Given problem: Single out each line with the word "osobu" and copy it.
-- begin --
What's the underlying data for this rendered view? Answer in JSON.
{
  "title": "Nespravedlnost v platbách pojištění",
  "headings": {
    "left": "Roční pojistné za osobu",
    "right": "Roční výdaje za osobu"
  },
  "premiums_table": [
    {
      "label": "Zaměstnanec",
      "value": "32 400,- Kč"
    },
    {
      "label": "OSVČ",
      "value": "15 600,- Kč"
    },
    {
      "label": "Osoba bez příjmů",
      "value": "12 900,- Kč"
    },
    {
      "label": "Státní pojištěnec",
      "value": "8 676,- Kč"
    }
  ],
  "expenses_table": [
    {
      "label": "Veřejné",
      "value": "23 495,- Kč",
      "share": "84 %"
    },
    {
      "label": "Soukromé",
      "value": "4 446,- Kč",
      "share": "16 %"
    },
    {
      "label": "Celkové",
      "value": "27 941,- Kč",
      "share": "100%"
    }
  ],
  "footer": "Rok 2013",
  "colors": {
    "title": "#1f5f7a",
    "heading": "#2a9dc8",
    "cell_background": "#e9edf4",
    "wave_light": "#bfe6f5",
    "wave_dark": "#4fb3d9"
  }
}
-- end --
Output below:
    "left": "Roční pojistné za osobu",
    "right": "Roční výdaje za osobu"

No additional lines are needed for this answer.